Figure record listings:
★ ★ ★ ★ ★
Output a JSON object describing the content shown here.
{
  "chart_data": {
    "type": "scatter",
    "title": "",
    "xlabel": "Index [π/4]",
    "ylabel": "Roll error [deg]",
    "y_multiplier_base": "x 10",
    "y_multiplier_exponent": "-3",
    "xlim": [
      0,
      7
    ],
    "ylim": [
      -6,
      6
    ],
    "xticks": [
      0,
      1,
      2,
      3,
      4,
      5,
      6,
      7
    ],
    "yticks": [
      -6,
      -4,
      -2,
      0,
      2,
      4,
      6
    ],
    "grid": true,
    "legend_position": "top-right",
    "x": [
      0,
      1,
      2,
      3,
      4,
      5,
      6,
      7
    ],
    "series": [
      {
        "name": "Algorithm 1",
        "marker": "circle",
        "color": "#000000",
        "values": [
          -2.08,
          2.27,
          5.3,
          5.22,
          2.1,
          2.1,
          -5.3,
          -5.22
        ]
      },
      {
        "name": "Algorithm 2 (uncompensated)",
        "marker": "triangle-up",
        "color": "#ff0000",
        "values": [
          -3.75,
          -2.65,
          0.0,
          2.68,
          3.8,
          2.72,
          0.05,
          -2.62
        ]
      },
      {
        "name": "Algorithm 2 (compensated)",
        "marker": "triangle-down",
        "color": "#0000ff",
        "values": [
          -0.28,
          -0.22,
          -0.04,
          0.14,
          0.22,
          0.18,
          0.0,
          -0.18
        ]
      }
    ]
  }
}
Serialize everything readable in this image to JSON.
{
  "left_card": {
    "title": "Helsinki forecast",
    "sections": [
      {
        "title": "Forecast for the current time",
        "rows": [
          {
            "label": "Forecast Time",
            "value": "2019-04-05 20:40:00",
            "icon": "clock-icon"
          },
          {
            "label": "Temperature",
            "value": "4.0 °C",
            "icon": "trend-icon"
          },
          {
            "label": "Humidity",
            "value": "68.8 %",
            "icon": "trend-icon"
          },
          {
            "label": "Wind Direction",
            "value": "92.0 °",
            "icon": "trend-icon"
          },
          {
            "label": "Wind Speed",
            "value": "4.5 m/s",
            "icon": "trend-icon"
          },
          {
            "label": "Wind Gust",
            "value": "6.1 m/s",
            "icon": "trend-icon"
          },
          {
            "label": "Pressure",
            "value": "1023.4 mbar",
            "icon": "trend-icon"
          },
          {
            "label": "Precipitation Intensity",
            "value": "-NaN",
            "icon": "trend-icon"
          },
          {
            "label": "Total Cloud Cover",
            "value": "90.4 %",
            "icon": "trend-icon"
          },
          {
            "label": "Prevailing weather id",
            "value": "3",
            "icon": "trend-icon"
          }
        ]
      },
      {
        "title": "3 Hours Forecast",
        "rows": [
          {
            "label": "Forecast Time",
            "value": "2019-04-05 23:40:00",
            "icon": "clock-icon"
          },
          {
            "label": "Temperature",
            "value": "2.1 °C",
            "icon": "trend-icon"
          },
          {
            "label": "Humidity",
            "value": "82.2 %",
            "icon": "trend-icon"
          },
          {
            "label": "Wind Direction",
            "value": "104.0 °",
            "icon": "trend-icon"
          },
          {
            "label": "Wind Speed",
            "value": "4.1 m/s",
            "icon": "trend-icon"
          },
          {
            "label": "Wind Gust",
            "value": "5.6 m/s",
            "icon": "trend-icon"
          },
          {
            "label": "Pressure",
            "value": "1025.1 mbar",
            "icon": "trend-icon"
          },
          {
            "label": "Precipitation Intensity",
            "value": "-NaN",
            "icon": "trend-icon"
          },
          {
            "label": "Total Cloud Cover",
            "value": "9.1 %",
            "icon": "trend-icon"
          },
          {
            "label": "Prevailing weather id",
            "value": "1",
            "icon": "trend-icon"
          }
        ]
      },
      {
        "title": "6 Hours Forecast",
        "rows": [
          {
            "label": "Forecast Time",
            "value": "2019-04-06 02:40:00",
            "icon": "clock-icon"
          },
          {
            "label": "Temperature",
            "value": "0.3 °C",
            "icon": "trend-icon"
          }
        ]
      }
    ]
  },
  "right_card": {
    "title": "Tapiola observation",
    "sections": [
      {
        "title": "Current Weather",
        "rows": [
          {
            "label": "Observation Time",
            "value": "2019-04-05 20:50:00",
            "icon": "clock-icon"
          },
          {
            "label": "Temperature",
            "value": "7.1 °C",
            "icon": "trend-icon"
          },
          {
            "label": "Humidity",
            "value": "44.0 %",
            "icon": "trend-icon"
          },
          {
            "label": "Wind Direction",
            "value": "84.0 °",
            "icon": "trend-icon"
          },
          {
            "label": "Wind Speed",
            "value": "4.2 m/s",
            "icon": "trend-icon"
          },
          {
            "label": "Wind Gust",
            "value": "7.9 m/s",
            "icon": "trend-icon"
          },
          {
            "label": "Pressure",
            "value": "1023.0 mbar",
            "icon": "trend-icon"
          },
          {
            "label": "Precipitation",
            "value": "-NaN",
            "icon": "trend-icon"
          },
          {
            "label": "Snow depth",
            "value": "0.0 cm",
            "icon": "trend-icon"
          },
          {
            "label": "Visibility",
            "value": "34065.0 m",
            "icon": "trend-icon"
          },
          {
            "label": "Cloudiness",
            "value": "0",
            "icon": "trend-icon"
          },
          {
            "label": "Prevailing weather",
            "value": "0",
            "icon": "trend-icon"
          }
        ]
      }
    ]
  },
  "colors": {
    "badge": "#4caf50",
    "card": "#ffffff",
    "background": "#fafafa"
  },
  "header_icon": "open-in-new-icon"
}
★ ★ ★ ★ ★
EXERCISE BRIEF -
Repeat all the entries exactly as given.

TASK SOLUTION -
Output a JSON object describing the content shown here.
{
  "chart_data": {
    "type": "scatter",
    "title": "",
    "xlabel": "Index [π/4]",
    "ylabel": "Roll error [deg]",
    "y_multiplier_base": "x 10",
    "y_multiplier_exponent": "-3",
    "xlim": [
      0,
      7
    ],
    "ylim": [
      -6,
      6
    ],
    "xticks": [
      0,
      1,
      2,
      3,
      4,
      5,
      6,
      7
    ],
    "yticks": [
      -6,
      -4,
      -2,
      0,
      2,
      4,
      6
    ],
    "grid": true,
    "legend_position": "top-right",
    "x": [
      0,
      1,
      2,
      3,
      4,
      5,
      6,
      7
    ],
    "series": [
      {
        "name": "Algorithm 1",
        "marker": "circle",
        "color": "#000000",
        "values": [
          -2.08,
          2.27,
          5.3,
          5.22,
          2.1,
          2.1,
          -5.3,
          -5.22
        ]
      },
      {
        "name": "Algorithm 2 (uncompensated)",
        "marker": "triangle-up",
        "color": "#ff0000",
        "values": [
          -3.75,
          -2.65,
          0.0,
          2.68,
          3.8,
          2.72,
          0.05,
          -2.62
        ]
      },
      {
        "name": "Algorithm 2 (compensated)",
        "marker": "triangle-down",
        "color": "#0000ff",
        "values": [
          -0.28,
          -0.22,
          -0.04,
          0.14,
          0.22,
          0.18,
          0.0,
          -0.18
        ]
      }
    ]
  }
}
Serialize everything readable in this image to JSON.
{
  "left_card": {
    "title": "Helsinki forecast",
    "sections": [
      {
        "title": "Forecast for the current time",
        "rows": [
          {
            "label": "Forecast Time",
            "value": "2019-04-05 20:40:00",
            "icon": "clock-icon"
          },
          {
            "label": "Temperature",
            "value": "4.0 °C",
            "icon": "trend-icon"
          },
          {
            "label": "Humidity",
            "value": "68.8 %",
            "icon": "trend-icon"
          },
          {
            "label": "Wind Direction",
            "value": "92.0 °",
            "icon": "trend-icon"
          },
          {
            "label": "Wind Speed",
            "value": "4.5 m/s",
            "icon": "trend-icon"
          },
          {
            "label": "Wind Gust",
            "value": "6.1 m/s",
            "icon": "trend-icon"
          },
          {
            "label": "Pressure",
            "value": "1023.4 mbar",
            "icon": "trend-icon"
          },
          {
            "label": "Precipitation Intensity",
            "value": "-NaN",
            "icon": "trend-icon"
          },
          {
            "label": "Total Cloud Cover",
            "value": "90.4 %",
            "icon": "trend-icon"
          },
          {
            "label": "Prevailing weather id",
            "value": "3",
            "icon": "trend-icon"
          }
        ]
      },
      {
        "title": "3 Hours Forecast",
        "rows": [
          {
            "label": "Forecast Time",
            "value": "2019-04-05 23:40:00",
            "icon": "clock-icon"
          },
          {
            "label": "Temperature",
            "value": "2.1 °C",
            "icon": "trend-icon"
          },
          {
            "label": "Humidity",
            "value": "82.2 %",
            "icon": "trend-icon"
          },
          {
            "label": "Wind Direction",
            "value": "104.0 °",
            "icon": "trend-icon"
          },
          {
            "label": "Wind Speed",
            "value": "4.1 m/s",
            "icon": "trend-icon"
          },
          {
            "label": "Wind Gust",
            "value": "5.6 m/s",
            "icon": "trend-icon"
          },
          {
            "label": "Pressure",
            "value": "1025.1 mbar",
            "icon": "trend-icon"
          },
          {
            "label": "Precipitation Intensity",
            "value": "-NaN",
            "icon": "trend-icon"
          },
          {
            "label": "Total Cloud Cover",
            "value": "9.1 %",
            "icon": "trend-icon"
          },
          {
            "label": "Prevailing weather id",
            "value": "1",
            "icon": "trend-icon"
          }
        ]
      },
      {
        "title": "6 Hours Forecast",
        "rows": [
          {
            "label": "Forecast Time",
            "value": "2019-04-06 02:40:00",
            "icon": "clock-icon"
          },
          {
            "label": "Temperature",
            "value": "0.3 °C",
            "icon": "trend-icon"
          }
        ]
      }
    ]
  },
  "right_card": {
    "title": "Tapiola observation",
    "sections": [
      {
        "title": "Current Weather",
        "rows": [
          {
            "label": "Observation Time",
            "value": "2019-04-05 20:50:00",
            "icon": "clock-icon"
          },
          {
            "label": "Temperature",
            "value": "7.1 °C",
            "icon": "trend-icon"
          },
          {
            "label": "Humidity",
            "value": "44.0 %",
            "icon": "trend-icon"
          },
          {
            "label": "Wind Direction",
            "value": "84.0 °",
            "icon": "trend-icon"
          },
          {
            "label": "Wind Speed",
            "value": "4.2 m/s",
            "icon": "trend-icon"
          },
          {
            "label": "Wind Gust",
            "value": "7.9 m/s",
            "icon": "trend-icon"
          },
          {
            "label": "Pressure",
            "value": "1023.0 mbar",
            "icon": "trend-icon"
          },
          {
            "label": "Precipitation",
            "value": "-NaN",
            "icon": "trend-icon"
          },
          {
            "label": "Snow depth",
            "value": "0.0 cm",
            "icon": "trend-icon"
          },
          {
            "label": "Visibility",
            "value": "34065.0 m",
            "icon": "trend-icon"
          },
          {
            "label": "Cloudiness",
            "value": "0",
            "icon": "trend-icon"
          },
          {
            "label": "Prevailing weather",
            "value": "0",
            "icon": "trend-icon"
          }
        ]
      }
    ]
  },
  "colors": {
    "badge": "#4caf50",
    "card": "#ffffff",
    "background": "#fafafa"
  },
  "header_icon": "open-in-new-icon"
}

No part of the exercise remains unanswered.